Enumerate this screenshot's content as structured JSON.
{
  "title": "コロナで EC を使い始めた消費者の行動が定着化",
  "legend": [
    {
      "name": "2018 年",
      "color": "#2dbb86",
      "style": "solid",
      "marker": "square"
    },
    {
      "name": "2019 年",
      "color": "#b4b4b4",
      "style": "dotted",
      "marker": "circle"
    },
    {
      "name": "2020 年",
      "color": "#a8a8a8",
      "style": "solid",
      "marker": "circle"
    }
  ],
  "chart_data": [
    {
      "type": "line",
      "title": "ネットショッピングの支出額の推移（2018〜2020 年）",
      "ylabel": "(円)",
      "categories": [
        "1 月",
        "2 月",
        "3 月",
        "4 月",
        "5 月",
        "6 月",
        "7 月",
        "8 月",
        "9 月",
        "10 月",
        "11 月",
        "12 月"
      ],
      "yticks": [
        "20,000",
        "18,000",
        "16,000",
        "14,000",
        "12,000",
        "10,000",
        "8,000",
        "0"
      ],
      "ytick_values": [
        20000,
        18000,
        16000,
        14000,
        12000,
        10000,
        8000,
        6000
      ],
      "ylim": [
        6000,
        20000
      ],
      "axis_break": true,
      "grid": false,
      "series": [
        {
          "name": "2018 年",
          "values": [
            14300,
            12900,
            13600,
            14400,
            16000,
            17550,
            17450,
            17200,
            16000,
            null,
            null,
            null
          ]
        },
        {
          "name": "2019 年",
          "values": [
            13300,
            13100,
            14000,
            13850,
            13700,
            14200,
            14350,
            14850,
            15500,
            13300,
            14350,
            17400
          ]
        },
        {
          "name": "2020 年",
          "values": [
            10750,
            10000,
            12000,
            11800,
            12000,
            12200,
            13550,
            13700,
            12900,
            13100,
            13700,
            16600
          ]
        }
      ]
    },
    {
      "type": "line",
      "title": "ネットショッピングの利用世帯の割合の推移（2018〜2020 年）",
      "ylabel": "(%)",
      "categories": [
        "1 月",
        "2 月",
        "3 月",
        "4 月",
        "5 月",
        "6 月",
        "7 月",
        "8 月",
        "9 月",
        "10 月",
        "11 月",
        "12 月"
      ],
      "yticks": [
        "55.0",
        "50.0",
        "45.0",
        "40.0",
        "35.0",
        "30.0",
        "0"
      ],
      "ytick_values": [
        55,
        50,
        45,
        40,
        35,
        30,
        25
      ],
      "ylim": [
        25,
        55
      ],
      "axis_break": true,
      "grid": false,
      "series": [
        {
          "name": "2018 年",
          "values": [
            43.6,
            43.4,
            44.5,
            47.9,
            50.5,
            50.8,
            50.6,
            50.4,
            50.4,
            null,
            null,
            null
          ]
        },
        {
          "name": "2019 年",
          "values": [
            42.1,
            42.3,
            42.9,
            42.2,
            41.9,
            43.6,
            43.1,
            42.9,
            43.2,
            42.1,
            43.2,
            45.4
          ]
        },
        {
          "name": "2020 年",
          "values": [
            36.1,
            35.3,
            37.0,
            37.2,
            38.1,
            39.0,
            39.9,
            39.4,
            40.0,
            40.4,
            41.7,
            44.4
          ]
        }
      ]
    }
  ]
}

====================

» **GOAL**:
Set down the entries above again, word for word.

» **SOLUTION FOR THIS TASK**:
Enumerate this screenshot's content as structured JSON.
{
  "title": "コロナで EC を使い始めた消費者の行動が定着化",
  "legend": [
    {
      "name": "2018 年",
      "color": "#2dbb86",
      "style": "solid",
      "marker": "square"
    },
    {
      "name": "2019 年",
      "color": "#b4b4b4",
      "style": "dotted",
      "marker": "circle"
    },
    {
      "name": "2020 年",
      "color": "#a8a8a8",
      "style": "solid",
      "marker": "circle"
    }
  ],
  "chart_data": [
    {
      "type": "line",
      "title": "ネットショッピングの支出額の推移（2018〜2020 年）",
      "ylabel": "(円)",
      "categories": [
        "1 月",
        "2 月",
        "3 月",
        "4 月",
        "5 月",
        "6 月",
        "7 月",
        "8 月",
        "9 月",
        "10 月",
        "11 月",
        "12 月"
      ],
      "yticks": [
        "20,000",
        "18,000",
        "16,000",
        "14,000",
        "12,000",
        "10,000",
        "8,000",
        "0"
      ],
      "ytick_values": [
        20000,
        18000,
        16000,
        14000,
        12000,
        10000,
        8000,
        6000
      ],
      "ylim": [
        6000,
        20000
      ],
      "axis_break": true,
      "grid": false,
      "series": [
        {
          "name": "2018 年",
          "values": [
            14300,
            12900,
            13600,
            14400,
            16000,
            17550,
            17450,
            17200,
            16000,
            null,
            null,
            null
          ]
        },
        {
          "name": "2019 年",
          "values": [
            13300,
            13100,
            14000,
            13850,
            13700,
            14200,
            14350,
            14850,
            15500,
            13300,
            14350,
            17400
          ]
        },
        {
          "name": "2020 年",
          "values": [
            10750,
            10000,
            12000,
            11800,
            12000,
            12200,
            13550,
            13700,
            12900,
            13100,
            13700,
            16600
          ]
        }
      ]
    },
    {
      "type": "line",
      "title": "ネットショッピングの利用世帯の割合の推移（2018〜2020 年）",
      "ylabel": "(%)",
      "categories": [
        "1 月",
        "2 月",
        "3 月",
        "4 月",
        "5 月",
        "6 月",
        "7 月",
        "8 月",
        "9 月",
        "10 月",
        "11 月",
        "12 月"
      ],
      "yticks": [
        "55.0",
        "50.0",
        "45.0",
        "40.0",
        "35.0",
        "30.0",
        "0"
      ],
      "ytick_values": [
        55,
        50,
        45,
        40,
        35,
        30,
        25
      ],
      "ylim": [
        25,
        55
      ],
      "axis_break": true,
      "grid": false,
      "series": [
        {
          "name": "2018 年",
          "values": [
            43.6,
            43.4,
            44.5,
            47.9,
            50.5,
            50.8,
            50.6,
            50.4,
            50.4,
            null,
            null,
            null
          ]
        },
        {
          "name": "2019 年",
          "values": [
            42.1,
            42.3,
            42.9,
            42.2,
            41.9,
            43.6,
            43.1,
            42.9,
            43.2,
            42.1,
            43.2,
            45.4
          ]
        },
        {
          "name": "2020 年",
          "values": [
            36.1,
            35.3,
            37.0,
            37.2,
            38.1,
            39.0,
            39.9,
            39.4,
            40.0,
            40.4,
            41.7,
            44.4
          ]
        }
      ]
    }
  ]
}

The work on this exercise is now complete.